Auszug aus einem Datensatz
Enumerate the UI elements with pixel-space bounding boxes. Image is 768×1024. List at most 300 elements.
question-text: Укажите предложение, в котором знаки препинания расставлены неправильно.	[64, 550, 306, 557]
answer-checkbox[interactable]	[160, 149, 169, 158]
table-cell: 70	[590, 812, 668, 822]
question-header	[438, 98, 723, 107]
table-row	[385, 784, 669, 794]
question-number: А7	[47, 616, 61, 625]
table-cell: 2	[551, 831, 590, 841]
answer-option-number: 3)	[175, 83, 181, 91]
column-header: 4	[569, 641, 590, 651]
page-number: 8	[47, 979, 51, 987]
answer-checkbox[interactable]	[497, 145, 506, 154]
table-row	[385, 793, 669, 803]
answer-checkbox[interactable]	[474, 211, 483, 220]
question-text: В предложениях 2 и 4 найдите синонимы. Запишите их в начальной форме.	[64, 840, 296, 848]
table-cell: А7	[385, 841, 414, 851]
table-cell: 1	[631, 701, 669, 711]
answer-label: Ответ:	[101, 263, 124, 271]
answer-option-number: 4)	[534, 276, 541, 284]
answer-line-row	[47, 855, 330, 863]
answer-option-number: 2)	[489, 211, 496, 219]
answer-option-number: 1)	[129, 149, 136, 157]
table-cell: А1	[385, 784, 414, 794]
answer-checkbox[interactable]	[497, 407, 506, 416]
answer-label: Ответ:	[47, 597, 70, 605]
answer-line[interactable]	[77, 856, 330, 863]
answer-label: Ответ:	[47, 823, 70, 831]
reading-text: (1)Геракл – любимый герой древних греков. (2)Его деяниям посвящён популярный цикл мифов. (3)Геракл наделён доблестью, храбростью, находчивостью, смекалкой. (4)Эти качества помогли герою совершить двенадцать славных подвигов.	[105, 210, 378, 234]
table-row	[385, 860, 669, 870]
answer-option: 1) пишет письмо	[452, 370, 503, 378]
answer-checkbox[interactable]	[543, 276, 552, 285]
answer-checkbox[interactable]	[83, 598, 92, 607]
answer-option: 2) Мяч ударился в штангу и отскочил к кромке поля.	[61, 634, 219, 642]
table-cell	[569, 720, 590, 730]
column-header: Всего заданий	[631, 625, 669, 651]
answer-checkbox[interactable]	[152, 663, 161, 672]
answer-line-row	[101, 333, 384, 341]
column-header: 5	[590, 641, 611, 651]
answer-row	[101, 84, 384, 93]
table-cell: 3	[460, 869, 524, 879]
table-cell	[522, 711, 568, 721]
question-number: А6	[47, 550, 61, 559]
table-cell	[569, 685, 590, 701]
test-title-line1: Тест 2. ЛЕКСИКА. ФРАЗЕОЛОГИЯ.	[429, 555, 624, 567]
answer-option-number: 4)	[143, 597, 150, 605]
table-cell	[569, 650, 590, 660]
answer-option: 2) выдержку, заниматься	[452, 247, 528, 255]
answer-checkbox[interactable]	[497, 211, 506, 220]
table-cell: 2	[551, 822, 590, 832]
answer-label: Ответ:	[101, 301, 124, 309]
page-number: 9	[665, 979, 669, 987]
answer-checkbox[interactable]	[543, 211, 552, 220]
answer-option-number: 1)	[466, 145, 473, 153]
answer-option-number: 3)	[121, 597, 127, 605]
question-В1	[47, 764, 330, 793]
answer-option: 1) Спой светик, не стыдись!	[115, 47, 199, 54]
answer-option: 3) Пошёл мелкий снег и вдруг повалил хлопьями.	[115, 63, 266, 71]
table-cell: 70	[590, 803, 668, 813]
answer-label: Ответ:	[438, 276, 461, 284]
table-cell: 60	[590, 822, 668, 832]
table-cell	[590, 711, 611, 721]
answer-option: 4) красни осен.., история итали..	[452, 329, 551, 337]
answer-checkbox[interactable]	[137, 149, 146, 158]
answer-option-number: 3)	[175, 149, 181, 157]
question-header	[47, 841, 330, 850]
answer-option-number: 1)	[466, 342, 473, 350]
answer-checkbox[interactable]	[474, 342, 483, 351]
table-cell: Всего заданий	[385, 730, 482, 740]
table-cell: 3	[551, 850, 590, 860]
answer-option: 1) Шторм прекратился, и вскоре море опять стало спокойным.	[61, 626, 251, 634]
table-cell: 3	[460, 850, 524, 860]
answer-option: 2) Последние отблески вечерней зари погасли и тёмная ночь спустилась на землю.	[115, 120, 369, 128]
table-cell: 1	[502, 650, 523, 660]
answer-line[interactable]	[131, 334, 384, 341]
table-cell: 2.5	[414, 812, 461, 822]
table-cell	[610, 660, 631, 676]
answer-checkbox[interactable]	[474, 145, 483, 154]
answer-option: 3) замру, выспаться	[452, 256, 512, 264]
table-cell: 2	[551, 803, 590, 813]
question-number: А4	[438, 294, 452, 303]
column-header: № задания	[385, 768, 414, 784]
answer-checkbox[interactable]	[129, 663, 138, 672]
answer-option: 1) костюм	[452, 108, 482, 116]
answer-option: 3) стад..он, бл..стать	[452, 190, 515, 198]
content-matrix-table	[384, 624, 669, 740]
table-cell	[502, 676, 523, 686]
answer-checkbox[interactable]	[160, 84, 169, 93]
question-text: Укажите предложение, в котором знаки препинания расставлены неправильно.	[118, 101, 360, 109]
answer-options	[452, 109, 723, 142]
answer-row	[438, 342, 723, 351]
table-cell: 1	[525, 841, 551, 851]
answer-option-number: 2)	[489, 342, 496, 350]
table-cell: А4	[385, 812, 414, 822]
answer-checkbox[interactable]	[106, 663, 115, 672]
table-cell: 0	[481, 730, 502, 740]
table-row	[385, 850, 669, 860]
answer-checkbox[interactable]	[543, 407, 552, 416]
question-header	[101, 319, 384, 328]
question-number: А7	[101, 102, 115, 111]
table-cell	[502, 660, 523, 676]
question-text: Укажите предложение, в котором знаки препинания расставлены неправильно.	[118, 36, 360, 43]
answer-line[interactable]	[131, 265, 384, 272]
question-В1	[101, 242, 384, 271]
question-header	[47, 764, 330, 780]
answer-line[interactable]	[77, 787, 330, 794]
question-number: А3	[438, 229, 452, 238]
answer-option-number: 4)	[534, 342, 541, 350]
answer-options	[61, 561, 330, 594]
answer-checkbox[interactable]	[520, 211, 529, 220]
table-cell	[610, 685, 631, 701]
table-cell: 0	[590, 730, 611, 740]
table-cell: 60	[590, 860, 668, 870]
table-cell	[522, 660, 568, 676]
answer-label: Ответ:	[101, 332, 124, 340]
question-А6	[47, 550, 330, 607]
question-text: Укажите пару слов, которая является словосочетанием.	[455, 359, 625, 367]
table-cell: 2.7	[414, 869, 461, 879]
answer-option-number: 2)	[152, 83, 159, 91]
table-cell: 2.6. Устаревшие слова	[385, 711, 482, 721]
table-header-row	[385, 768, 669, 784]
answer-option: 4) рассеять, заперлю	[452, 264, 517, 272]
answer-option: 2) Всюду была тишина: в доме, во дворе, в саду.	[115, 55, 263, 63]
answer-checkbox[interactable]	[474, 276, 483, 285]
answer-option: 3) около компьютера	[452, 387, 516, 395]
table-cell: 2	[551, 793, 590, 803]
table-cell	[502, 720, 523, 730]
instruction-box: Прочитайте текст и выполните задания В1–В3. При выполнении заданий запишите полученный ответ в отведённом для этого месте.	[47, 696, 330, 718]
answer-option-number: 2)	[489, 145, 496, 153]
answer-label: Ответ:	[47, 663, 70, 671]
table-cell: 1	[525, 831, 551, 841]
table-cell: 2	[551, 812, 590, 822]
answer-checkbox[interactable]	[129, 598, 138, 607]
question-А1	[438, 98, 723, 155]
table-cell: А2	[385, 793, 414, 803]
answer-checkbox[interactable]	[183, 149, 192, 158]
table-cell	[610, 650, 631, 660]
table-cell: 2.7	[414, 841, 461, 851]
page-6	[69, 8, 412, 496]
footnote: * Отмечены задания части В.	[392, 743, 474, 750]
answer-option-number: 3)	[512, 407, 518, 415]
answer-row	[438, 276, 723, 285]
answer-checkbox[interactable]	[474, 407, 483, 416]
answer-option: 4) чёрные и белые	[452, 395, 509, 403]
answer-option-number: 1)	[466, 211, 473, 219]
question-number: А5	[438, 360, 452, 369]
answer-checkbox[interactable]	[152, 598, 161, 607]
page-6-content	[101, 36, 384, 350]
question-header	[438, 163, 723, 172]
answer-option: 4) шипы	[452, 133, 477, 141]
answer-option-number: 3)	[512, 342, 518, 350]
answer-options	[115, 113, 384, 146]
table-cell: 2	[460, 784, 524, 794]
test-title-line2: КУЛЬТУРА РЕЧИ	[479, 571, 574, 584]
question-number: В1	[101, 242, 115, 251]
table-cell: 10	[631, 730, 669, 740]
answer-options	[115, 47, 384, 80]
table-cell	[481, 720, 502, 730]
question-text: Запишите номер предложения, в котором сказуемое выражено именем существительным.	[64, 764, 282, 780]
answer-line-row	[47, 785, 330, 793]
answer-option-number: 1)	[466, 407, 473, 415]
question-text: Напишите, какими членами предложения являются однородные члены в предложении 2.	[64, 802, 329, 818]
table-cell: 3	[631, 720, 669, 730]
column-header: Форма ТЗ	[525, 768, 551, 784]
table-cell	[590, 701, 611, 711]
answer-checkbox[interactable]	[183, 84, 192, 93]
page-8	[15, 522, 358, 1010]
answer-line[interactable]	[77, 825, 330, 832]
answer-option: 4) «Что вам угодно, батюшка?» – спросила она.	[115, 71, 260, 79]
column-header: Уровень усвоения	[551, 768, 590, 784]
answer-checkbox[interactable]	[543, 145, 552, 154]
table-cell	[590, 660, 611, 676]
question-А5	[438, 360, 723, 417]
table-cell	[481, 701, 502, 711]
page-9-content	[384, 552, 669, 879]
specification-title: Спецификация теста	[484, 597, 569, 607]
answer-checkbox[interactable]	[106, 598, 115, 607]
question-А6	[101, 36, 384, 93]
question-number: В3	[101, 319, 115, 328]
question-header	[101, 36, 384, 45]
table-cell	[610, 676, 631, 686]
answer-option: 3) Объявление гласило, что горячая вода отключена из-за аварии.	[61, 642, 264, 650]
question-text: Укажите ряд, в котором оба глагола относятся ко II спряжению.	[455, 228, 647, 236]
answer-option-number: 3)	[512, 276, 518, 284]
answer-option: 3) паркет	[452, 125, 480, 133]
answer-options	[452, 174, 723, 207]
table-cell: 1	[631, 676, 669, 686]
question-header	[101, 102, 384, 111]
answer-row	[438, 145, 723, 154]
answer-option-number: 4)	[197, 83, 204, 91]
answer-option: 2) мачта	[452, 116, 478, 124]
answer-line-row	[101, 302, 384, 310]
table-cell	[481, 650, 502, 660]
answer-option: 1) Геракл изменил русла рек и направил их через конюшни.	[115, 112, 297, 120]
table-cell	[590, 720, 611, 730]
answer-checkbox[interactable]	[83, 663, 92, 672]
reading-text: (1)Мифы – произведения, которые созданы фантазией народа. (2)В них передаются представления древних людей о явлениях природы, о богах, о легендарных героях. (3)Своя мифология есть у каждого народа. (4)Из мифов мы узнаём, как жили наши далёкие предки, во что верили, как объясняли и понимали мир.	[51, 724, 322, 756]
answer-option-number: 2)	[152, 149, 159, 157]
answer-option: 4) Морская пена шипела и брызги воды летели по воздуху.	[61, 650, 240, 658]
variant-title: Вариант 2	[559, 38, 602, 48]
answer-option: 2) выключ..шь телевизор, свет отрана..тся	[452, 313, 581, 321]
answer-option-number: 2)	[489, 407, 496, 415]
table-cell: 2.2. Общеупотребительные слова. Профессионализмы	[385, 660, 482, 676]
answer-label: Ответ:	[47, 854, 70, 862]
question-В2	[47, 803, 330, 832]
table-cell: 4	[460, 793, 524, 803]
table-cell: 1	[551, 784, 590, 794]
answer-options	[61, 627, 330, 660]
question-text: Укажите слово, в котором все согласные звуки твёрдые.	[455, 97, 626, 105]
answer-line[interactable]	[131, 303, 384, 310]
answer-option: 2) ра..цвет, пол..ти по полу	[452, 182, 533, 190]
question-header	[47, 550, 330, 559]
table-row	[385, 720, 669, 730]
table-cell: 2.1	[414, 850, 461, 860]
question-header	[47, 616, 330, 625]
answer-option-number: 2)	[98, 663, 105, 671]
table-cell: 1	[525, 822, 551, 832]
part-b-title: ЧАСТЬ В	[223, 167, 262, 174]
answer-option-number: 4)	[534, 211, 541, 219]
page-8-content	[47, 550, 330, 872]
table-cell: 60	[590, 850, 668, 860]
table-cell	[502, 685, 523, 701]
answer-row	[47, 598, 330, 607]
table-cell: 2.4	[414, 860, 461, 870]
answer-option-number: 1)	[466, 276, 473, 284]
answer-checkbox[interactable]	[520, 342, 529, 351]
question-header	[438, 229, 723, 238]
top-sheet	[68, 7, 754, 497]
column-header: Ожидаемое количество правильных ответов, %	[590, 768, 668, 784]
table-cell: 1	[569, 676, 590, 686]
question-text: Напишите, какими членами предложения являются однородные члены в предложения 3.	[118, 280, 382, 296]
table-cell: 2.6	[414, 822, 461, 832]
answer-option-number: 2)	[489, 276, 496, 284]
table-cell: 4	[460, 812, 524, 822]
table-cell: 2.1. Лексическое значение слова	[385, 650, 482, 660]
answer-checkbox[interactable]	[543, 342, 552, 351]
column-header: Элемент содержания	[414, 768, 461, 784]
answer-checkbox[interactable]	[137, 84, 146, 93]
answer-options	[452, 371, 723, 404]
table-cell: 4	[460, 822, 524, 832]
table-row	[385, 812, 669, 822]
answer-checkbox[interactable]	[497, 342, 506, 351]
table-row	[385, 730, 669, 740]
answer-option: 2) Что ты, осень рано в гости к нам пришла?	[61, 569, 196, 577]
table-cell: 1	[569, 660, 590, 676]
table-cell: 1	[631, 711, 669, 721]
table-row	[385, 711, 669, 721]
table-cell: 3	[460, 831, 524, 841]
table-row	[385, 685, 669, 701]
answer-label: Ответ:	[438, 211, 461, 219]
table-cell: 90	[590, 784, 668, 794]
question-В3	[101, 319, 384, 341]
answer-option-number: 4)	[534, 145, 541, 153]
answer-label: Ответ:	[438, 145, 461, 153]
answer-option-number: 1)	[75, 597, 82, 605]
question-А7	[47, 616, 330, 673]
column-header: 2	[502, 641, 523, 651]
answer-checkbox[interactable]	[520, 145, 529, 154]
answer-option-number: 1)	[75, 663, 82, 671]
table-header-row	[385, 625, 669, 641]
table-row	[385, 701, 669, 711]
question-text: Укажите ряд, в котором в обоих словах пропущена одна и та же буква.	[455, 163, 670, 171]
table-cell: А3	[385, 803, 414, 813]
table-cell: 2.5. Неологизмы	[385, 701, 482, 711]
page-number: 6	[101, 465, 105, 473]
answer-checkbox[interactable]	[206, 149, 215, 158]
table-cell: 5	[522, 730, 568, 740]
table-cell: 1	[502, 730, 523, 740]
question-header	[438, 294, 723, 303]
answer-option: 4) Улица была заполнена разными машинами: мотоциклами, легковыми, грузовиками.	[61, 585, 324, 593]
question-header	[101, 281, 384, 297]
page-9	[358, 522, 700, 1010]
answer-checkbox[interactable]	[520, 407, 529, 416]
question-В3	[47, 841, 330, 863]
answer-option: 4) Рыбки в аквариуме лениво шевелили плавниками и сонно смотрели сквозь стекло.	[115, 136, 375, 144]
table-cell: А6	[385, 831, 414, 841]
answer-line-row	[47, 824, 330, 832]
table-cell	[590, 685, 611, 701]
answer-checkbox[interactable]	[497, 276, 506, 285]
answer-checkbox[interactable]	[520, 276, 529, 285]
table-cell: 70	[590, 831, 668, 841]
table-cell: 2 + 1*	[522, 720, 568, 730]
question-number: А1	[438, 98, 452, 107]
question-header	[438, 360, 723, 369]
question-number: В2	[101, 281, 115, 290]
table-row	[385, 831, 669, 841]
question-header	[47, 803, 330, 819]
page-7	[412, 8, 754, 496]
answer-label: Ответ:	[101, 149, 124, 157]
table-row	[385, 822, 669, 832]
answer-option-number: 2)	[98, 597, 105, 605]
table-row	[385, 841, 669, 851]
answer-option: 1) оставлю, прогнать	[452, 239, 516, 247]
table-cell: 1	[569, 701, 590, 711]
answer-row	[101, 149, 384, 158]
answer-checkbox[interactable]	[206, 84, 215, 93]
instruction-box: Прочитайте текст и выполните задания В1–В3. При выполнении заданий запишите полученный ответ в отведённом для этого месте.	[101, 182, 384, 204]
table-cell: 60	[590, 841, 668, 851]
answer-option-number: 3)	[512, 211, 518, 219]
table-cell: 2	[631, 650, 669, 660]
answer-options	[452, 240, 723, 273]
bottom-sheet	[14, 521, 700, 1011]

Aufgabe: Gib die Einträge vom Anfang bis einschließlich der Zeile mit „149, 169, 158]“ unverändert wieder.

Musterlösung:
Enumerate the UI elements with pixel-space bounding boxes. Image is 768×1024. List at most 300 elements.
question-text: Укажите предложение, в котором знаки препинания расставлены неправильно.	[64, 550, 306, 557]
answer-checkbox[interactable]	[160, 149, 169, 158]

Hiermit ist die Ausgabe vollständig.